Material =
^^^^^^^^^^^^^^^^
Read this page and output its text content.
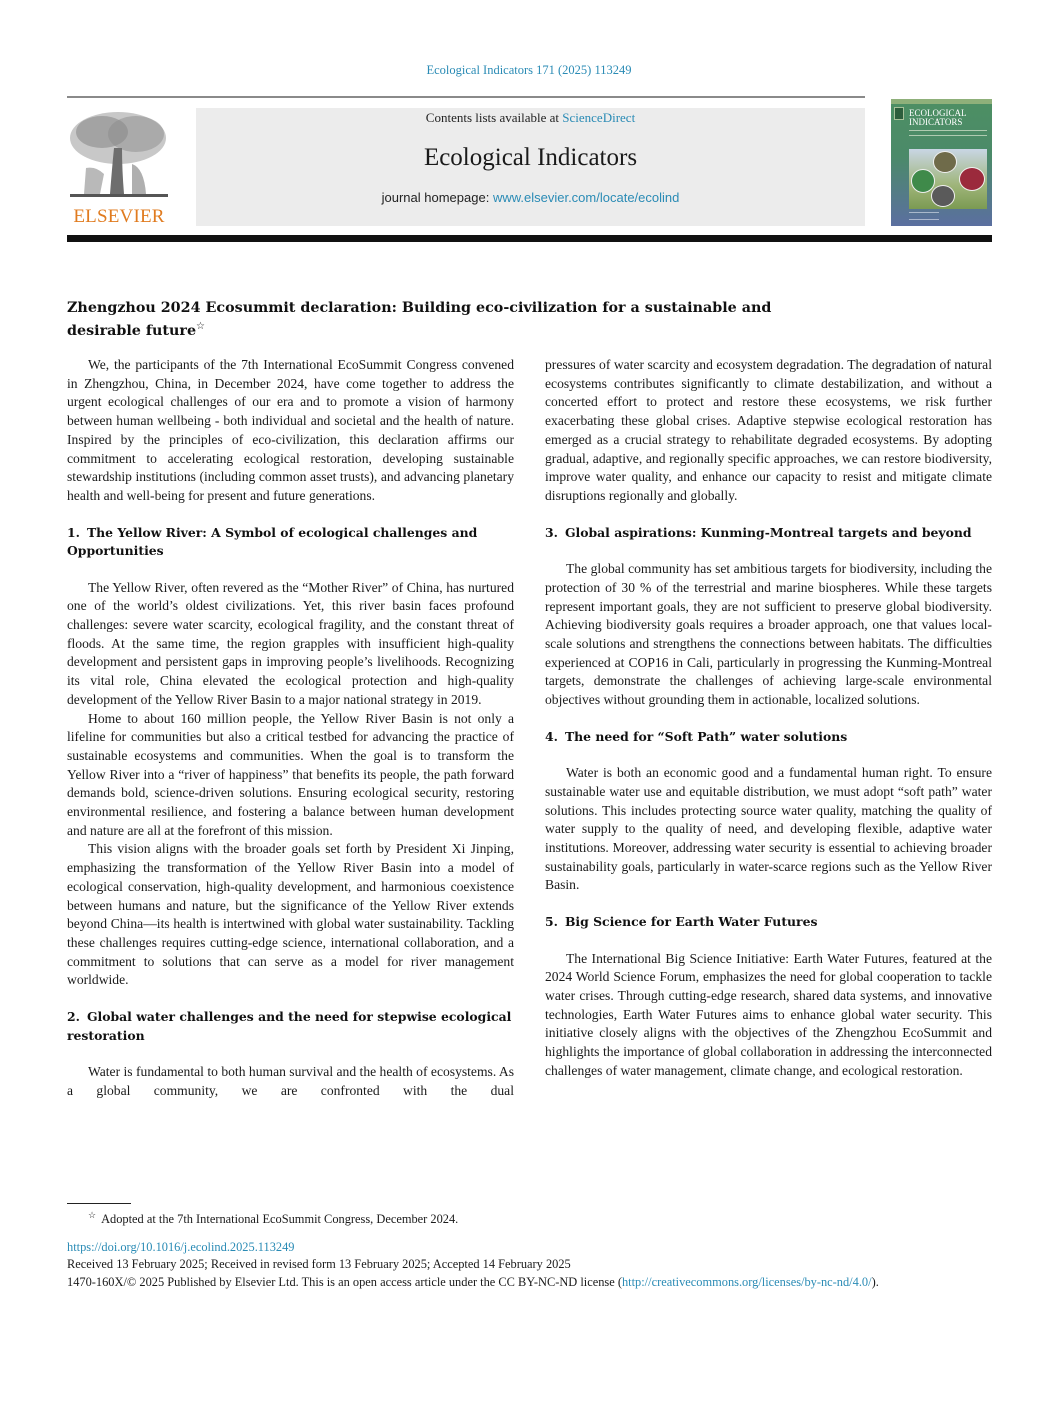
Ecological Indicators 171 (2025) 113249
ELSEVIER
Contents lists available at ScienceDirect
Ecological Indicators
journal homepage: www.elsevier.com/locate/ecolind
ECOLOGICAL
INDICATORS
Zhengzhou 2024 Ecosummit declaration: Building eco-civilization for a sustainable and desirable future☆

We, the participants of the 7th International EcoSummit Congress convened in Zhengzhou, China, in December 2024, have come together to address the urgent ecological challenges of our era and to promote a vision of harmony between human wellbeing - both individual and societal and the health of nature. Inspired by the principles of eco-civilization, this declaration affirms our commitment to accelerating ecological restoration, developing sustainable stewardship institutions (including common asset trusts), and advancing planetary health and well-being for present and future generations.

1. The Yellow River: A Symbol of ecological challenges and Opportunities

The Yellow River, often revered as the “Mother River” of China, has nurtured one of the world’s oldest civilizations. Yet, this river basin faces profound challenges: severe water scarcity, ecological fragility, and the constant threat of floods. At the same time, the region grapples with insufficient high-quality development and persistent gaps in improving people’s livelihoods. Recognizing its vital role, China elevated the ecological protection and high-quality development of the Yellow River Basin to a major national strategy in 2019.

Home to about 160 million people, the Yellow River Basin is not only a lifeline for communities but also a critical testbed for advancing the practice of sustainable ecosystems and communities. When the goal is to transform the Yellow River into a “river of happiness” that benefits its people, the path forward demands bold, science-driven solutions. Ensuring ecological security, restoring environmental resilience, and fostering a balance between human development and nature are all at the forefront of this mission.

This vision aligns with the broader goals set forth by President Xi Jinping, emphasizing the transformation of the Yellow River Basin into a model of ecological conservation, high-quality development, and harmonious coexistence between humans and nature, but the significance of the Yellow River extends beyond China—its health is intertwined with global water sustainability. Tackling these challenges requires cutting-edge science, international collaboration, and a commitment to solutions that can serve as a model for river management worldwide.

2. Global water challenges and the need for stepwise ecological restoration

Water is fundamental to both human survival and the health of ecosystems. As a global community, we are confronted with the dual

pressures of water scarcity and ecosystem degradation. The degradation of natural ecosystems contributes significantly to climate destabilization, and without a concerted effort to protect and restore these ecosystems, we risk further exacerbating these global crises. Adaptive stepwise ecological restoration has emerged as a crucial strategy to rehabilitate degraded ecosystems. By adopting gradual, adaptive, and regionally specific approaches, we can restore biodiversity, improve water quality, and enhance our capacity to resist and mitigate climate disruptions regionally and globally.

3. Global aspirations: Kunming-Montreal targets and beyond

The global community has set ambitious targets for biodiversity, including the protection of 30 % of the terrestrial and marine biospheres. While these targets represent important goals, they are not sufficient to preserve global biodiversity. Achieving biodiversity goals requires a broader approach, one that values local-scale solutions and strengthens the connections between habitats. The difficulties experienced at COP16 in Cali, particularly in progressing the Kunming-Montreal targets, demonstrate the challenges of achieving large-scale environmental objectives without grounding them in actionable, localized solutions.

4. The need for “Soft Path” water solutions

Water is both an economic good and a fundamental human right. To ensure sustainable water use and equitable distribution, we must adopt “soft path” water solutions. This includes protecting source water quality, matching the quality of water supply to the quality of need, and developing flexible, adaptive water institutions. Moreover, addressing water security is essential to achieving broader sustainability goals, particularly in water-scarce regions such as the Yellow River Basin.

5. Big Science for Earth Water Futures

The International Big Science Initiative: Earth Water Futures, featured at the 2024 World Science Forum, emphasizes the need for global cooperation to tackle water crises. Through cutting-edge research, shared data systems, and innovative technologies, Earth Water Futures aims to enhance global water security. This initiative closely aligns with the objectives of the Zhengzhou EcoSummit and highlights the importance of global collaboration in addressing the interconnected challenges of water management, climate change, and ecological restoration.

☆ Adopted at the 7th International EcoSummit Congress, December 2024.
https://doi.org/10.1016/j.ecolind.2025.113249
Received 13 February 2025; Received in revised form 13 February 2025; Accepted 14 February 2025
1470-160X/© 2025 Published by Elsevier Ltd. This is an open access article under the CC BY-NC-ND license (http://creativecommons.org/licenses/by-nc-nd/4.0/).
^^^^^^^^^^^^^^^^
Work instructions = Pictures stay out of the copy; please restate every record above exactly.

In response =
Read this page and output its text content.
Ecological Indicators 171 (2025) 113249
ELSEVIER
Contents lists available at ScienceDirect
Ecological Indicators
journal homepage: www.elsevier.com/locate/ecolind
ECOLOGICAL
INDICATORS
Zhengzhou 2024 Ecosummit declaration: Building eco-civilization for a sustainable and desirable future☆

We, the participants of the 7th International EcoSummit Congress convened in Zhengzhou, China, in December 2024, have come together to address the urgent ecological challenges of our era and to promote a vision of harmony between human wellbeing - both individual and societal and the health of nature. Inspired by the principles of eco-civilization, this declaration affirms our commitment to accelerating ecological restoration, developing sustainable stewardship institutions (including common asset trusts), and advancing planetary health and well-being for present and future generations.

1. The Yellow River: A Symbol of ecological challenges and Opportunities

The Yellow River, often revered as the “Mother River” of China, has nurtured one of the world’s oldest civilizations. Yet, this river basin faces profound challenges: severe water scarcity, ecological fragility, and the constant threat of floods. At the same time, the region grapples with insufficient high-quality development and persistent gaps in improving people’s livelihoods. Recognizing its vital role, China elevated the ecological protection and high-quality development of the Yellow River Basin to a major national strategy in 2019.

Home to about 160 million people, the Yellow River Basin is not only a lifeline for communities but also a critical testbed for advancing the practice of sustainable ecosystems and communities. When the goal is to transform the Yellow River into a “river of happiness” that benefits its people, the path forward demands bold, science-driven solutions. Ensuring ecological security, restoring environmental resilience, and fostering a balance between human development and nature are all at the forefront of this mission.

This vision aligns with the broader goals set forth by President Xi Jinping, emphasizing the transformation of the Yellow River Basin into a model of ecological conservation, high-quality development, and harmonious coexistence between humans and nature, but the significance of the Yellow River extends beyond China—its health is intertwined with global water sustainability. Tackling these challenges requires cutting-edge science, international collaboration, and a commitment to solutions that can serve as a model for river management worldwide.

2. Global water challenges and the need for stepwise ecological restoration

Water is fundamental to both human survival and the health of ecosystems. As a global community, we are confronted with the dual

pressures of water scarcity and ecosystem degradation. The degradation of natural ecosystems contributes significantly to climate destabilization, and without a concerted effort to protect and restore these ecosystems, we risk further exacerbating these global crises. Adaptive stepwise ecological restoration has emerged as a crucial strategy to rehabilitate degraded ecosystems. By adopting gradual, adaptive, and regionally specific approaches, we can restore biodiversity, improve water quality, and enhance our capacity to resist and mitigate climate disruptions regionally and globally.

3. Global aspirations: Kunming-Montreal targets and beyond

The global community has set ambitious targets for biodiversity, including the protection of 30 % of the terrestrial and marine biospheres. While these targets represent important goals, they are not sufficient to preserve global biodiversity. Achieving biodiversity goals requires a broader approach, one that values local-scale solutions and strengthens the connections between habitats. The difficulties experienced at COP16 in Cali, particularly in progressing the Kunming-Montreal targets, demonstrate the challenges of achieving large-scale environmental objectives without grounding them in actionable, localized solutions.

4. The need for “Soft Path” water solutions

Water is both an economic good and a fundamental human right. To ensure sustainable water use and equitable distribution, we must adopt “soft path” water solutions. This includes protecting source water quality, matching the quality of water supply to the quality of need, and developing flexible, adaptive water institutions. Moreover, addressing water security is essential to achieving broader sustainability goals, particularly in water-scarce regions such as the Yellow River Basin.

5. Big Science for Earth Water Futures

The International Big Science Initiative: Earth Water Futures, featured at the 2024 World Science Forum, emphasizes the need for global cooperation to tackle water crises. Through cutting-edge research, shared data systems, and innovative technologies, Earth Water Futures aims to enhance global water security. This initiative closely aligns with the objectives of the Zhengzhou EcoSummit and highlights the importance of global collaboration in addressing the interconnected challenges of water management, climate change, and ecological restoration.

☆ Adopted at the 7th International EcoSummit Congress, December 2024.
https://doi.org/10.1016/j.ecolind.2025.113249
Received 13 February 2025; Received in revised form 13 February 2025; Accepted 14 February 2025
1470-160X/© 2025 Published by Elsevier Ltd. This is an open access article under the CC BY-NC-ND license (http://creativecommons.org/licenses/by-nc-nd/4.0/).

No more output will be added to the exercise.